- _SHORT PROBLEM_: Take each line containing "marbre" and report it exactly as written.

- _RECORDS FOR PROCESSING_:
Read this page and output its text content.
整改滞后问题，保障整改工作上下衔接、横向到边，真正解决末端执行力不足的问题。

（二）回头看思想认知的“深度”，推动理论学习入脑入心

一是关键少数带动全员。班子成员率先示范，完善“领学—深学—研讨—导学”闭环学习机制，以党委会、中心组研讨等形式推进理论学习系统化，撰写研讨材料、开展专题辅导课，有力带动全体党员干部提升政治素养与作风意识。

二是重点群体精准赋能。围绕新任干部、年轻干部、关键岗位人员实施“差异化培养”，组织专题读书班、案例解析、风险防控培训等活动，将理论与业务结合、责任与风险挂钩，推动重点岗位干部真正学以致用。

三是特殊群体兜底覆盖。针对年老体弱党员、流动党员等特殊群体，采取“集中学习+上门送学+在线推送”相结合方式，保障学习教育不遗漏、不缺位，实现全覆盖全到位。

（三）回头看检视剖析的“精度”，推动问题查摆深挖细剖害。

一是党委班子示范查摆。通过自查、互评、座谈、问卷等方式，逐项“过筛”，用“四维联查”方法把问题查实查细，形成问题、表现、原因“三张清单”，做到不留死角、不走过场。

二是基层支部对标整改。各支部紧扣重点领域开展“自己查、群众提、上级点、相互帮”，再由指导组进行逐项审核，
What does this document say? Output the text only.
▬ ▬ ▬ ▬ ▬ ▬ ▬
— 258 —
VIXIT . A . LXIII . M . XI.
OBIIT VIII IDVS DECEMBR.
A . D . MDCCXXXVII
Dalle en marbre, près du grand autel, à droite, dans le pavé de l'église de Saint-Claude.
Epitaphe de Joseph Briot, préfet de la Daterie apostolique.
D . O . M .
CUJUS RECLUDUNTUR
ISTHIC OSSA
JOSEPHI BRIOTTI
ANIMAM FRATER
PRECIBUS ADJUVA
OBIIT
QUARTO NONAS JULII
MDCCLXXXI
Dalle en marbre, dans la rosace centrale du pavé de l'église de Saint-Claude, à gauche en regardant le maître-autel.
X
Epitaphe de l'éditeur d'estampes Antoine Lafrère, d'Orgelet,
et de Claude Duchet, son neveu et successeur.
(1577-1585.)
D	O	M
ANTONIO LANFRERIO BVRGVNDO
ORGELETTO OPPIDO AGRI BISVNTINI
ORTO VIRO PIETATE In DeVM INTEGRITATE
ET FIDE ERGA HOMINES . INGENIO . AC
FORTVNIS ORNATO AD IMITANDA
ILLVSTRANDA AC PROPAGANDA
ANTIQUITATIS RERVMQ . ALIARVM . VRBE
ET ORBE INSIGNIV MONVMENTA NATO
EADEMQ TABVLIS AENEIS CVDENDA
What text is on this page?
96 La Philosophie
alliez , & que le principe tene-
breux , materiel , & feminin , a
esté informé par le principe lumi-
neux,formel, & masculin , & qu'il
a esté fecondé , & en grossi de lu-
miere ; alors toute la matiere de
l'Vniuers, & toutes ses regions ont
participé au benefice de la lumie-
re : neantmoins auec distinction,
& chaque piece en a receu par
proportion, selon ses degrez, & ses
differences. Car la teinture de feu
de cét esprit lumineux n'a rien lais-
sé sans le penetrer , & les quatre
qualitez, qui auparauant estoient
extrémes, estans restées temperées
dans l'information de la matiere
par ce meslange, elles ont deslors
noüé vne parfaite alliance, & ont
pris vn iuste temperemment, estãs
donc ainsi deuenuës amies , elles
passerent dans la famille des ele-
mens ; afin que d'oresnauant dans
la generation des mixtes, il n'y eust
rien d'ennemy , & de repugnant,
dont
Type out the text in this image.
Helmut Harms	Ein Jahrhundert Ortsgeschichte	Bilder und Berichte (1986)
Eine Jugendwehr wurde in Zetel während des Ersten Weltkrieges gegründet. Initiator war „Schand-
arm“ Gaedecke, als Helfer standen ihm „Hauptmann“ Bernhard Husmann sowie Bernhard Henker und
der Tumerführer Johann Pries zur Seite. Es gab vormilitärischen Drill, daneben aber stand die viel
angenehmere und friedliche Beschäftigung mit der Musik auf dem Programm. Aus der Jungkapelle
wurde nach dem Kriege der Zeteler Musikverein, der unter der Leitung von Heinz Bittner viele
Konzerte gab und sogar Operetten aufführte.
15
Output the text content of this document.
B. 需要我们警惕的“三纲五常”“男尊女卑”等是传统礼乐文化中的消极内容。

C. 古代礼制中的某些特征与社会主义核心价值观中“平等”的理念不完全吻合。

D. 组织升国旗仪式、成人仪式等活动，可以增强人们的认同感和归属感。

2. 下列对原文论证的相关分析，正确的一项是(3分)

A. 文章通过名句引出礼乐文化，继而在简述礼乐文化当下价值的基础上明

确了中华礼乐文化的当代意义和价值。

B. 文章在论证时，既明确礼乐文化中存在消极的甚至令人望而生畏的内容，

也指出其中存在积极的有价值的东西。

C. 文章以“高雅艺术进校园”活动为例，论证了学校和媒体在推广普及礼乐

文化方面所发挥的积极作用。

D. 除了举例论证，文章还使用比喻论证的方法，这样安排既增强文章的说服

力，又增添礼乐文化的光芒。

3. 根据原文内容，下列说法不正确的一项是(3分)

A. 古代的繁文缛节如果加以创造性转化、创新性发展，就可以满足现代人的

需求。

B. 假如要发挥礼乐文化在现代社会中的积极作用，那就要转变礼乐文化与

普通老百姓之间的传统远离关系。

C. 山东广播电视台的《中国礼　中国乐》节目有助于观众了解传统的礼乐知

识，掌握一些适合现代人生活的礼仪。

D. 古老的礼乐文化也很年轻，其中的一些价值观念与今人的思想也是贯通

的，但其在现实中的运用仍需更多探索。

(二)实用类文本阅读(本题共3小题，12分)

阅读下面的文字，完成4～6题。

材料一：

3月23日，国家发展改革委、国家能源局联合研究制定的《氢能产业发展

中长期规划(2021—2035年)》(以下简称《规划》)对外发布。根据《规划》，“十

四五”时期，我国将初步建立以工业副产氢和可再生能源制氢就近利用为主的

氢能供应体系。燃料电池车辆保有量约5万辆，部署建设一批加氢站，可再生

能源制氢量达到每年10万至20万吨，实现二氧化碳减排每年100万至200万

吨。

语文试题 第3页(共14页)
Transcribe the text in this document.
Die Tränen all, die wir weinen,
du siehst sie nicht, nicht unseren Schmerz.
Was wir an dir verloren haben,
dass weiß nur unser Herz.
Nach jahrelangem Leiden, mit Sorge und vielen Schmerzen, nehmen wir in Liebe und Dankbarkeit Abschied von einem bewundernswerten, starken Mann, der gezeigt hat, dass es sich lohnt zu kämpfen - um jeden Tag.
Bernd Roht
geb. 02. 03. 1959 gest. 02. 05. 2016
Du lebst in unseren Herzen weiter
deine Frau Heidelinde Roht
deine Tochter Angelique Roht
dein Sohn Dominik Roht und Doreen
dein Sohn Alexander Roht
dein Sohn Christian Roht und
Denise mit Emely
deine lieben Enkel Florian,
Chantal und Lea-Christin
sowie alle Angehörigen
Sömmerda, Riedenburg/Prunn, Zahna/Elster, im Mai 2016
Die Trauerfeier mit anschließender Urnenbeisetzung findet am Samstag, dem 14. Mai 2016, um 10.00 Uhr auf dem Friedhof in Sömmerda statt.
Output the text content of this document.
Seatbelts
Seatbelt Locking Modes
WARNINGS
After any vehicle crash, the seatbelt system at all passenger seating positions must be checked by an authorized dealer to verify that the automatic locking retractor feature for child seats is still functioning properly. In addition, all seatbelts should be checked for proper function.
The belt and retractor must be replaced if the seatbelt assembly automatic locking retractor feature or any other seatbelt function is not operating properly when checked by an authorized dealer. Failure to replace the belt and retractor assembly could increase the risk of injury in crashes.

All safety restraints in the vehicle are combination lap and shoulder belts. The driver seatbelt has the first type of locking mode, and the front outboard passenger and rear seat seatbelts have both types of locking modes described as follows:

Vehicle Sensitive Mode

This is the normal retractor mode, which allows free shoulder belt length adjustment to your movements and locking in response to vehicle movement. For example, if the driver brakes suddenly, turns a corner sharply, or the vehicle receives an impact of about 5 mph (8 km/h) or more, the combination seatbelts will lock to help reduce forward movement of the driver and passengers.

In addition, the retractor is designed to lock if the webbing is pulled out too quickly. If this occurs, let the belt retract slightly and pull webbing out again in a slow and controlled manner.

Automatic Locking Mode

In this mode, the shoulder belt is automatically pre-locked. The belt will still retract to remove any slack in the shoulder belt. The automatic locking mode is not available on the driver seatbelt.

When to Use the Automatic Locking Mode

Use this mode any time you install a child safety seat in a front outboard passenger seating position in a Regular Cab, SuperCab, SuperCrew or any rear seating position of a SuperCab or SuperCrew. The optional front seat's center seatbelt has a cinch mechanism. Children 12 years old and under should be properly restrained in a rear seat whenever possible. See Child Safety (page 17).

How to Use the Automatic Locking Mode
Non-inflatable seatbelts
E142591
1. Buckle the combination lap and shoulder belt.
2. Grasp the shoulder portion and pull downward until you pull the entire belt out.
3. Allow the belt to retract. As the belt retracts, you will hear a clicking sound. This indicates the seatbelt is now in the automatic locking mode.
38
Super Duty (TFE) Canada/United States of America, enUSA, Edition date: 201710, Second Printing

- _TASK OUTPUT_:
Dalle en marbre, près du grand autel, à droite, dans le pavé de l'église de Saint-Claude.
Dalle en marbre, dans la rosace centrale du pavé de l'église de Saint-Claude, à gauche en regardant le maître-autel.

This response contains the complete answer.